Work to do: Pictures do not belong in the copy. Return all of the entries exactly.
* Start Record list *
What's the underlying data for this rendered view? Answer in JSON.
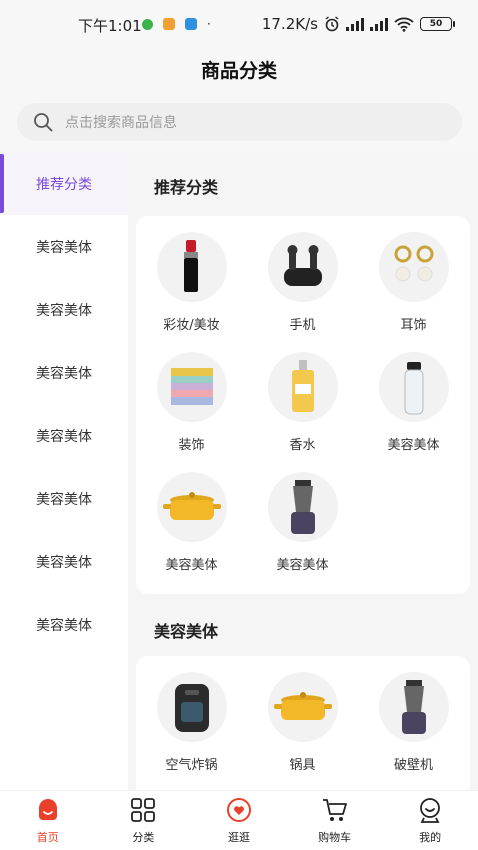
{
  "status_bar": {
    "time": "下午1:01",
    "net_speed": "17.2K/s",
    "battery": "50"
  },
  "header": {
    "title": "商品分类"
  },
  "search": {
    "placeholder": "点击搜索商品信息"
  },
  "sidebar": {
    "items": [
      {
        "label": "推荐分类",
        "active": true
      },
      {
        "label": "美容美体"
      },
      {
        "label": "美容美体"
      },
      {
        "label": "美容美体"
      },
      {
        "label": "美容美体"
      },
      {
        "label": "美容美体"
      },
      {
        "label": "美容美体"
      },
      {
        "label": "美容美体"
      }
    ]
  },
  "sections": [
    {
      "title": "推荐分类",
      "items": [
        {
          "label": "彩妆/美妆",
          "icon": "lipstick-icon"
        },
        {
          "label": "手机",
          "icon": "earbuds-icon"
        },
        {
          "label": "耳饰",
          "icon": "earrings-icon"
        },
        {
          "label": "装饰",
          "icon": "towels-icon"
        },
        {
          "label": "香水",
          "icon": "perfume-icon"
        },
        {
          "label": "美容美体",
          "icon": "bottle-icon"
        },
        {
          "label": "美容美体",
          "icon": "pot-icon"
        },
        {
          "label": "美容美体",
          "icon": "blender-icon"
        }
      ]
    },
    {
      "title": "美容美体",
      "items": [
        {
          "label": "空气炸锅",
          "icon": "air-fryer-icon"
        },
        {
          "label": "锅具",
          "icon": "pot-icon"
        },
        {
          "label": "破壁机",
          "icon": "blender-icon"
        }
      ]
    }
  ],
  "tabbar": {
    "tabs": [
      {
        "label": "首页",
        "icon": "home-icon",
        "active": true
      },
      {
        "label": "分类",
        "icon": "category-icon"
      },
      {
        "label": "逛逛",
        "icon": "browse-icon"
      },
      {
        "label": "购物车",
        "icon": "cart-icon"
      },
      {
        "label": "我的",
        "icon": "profile-icon"
      }
    ]
  },
  "colors": {
    "accent": "#7a4ad8",
    "tab_active": "#e8402a"
  }
}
* End Record list *
Response:
What's the underlying data for this rendered view? Answer in JSON.
{
  "status_bar": {
    "time": "下午1:01",
    "net_speed": "17.2K/s",
    "battery": "50"
  },
  "header": {
    "title": "商品分类"
  },
  "search": {
    "placeholder": "点击搜索商品信息"
  },
  "sidebar": {
    "items": [
      {
        "label": "推荐分类",
        "active": true
      },
      {
        "label": "美容美体"
      },
      {
        "label": "美容美体"
      },
      {
        "label": "美容美体"
      },
      {
        "label": "美容美体"
      },
      {
        "label": "美容美体"
      },
      {
        "label": "美容美体"
      },
      {
        "label": "美容美体"
      }
    ]
  },
  "sections": [
    {
      "title": "推荐分类",
      "items": [
        {
          "label": "彩妆/美妆",
          "icon": "lipstick-icon"
        },
        {
          "label": "手机",
          "icon": "earbuds-icon"
        },
        {
          "label": "耳饰",
          "icon": "earrings-icon"
        },
        {
          "label": "装饰",
          "icon": "towels-icon"
        },
        {
          "label": "香水",
          "icon": "perfume-icon"
        },
        {
          "label": "美容美体",
          "icon": "bottle-icon"
        },
        {
          "label": "美容美体",
          "icon": "pot-icon"
        },
        {
          "label": "美容美体",
          "icon": "blender-icon"
        }
      ]
    },
    {
      "title": "美容美体",
      "items": [
        {
          "label": "空气炸锅",
          "icon": "air-fryer-icon"
        },
        {
          "label": "锅具",
          "icon": "pot-icon"
        },
        {
          "label": "破壁机",
          "icon": "blender-icon"
        }
      ]
    }
  ],
  "tabbar": {
    "tabs": [
      {
        "label": "首页",
        "icon": "home-icon",
        "active": true
      },
      {
        "label": "分类",
        "icon": "category-icon"
      },
      {
        "label": "逛逛",
        "icon": "browse-icon"
      },
      {
        "label": "购物车",
        "icon": "cart-icon"
      },
      {
        "label": "我的",
        "icon": "profile-icon"
      }
    ]
  },
  "colors": {
    "accent": "#7a4ad8",
    "tab_active": "#e8402a"
  }
}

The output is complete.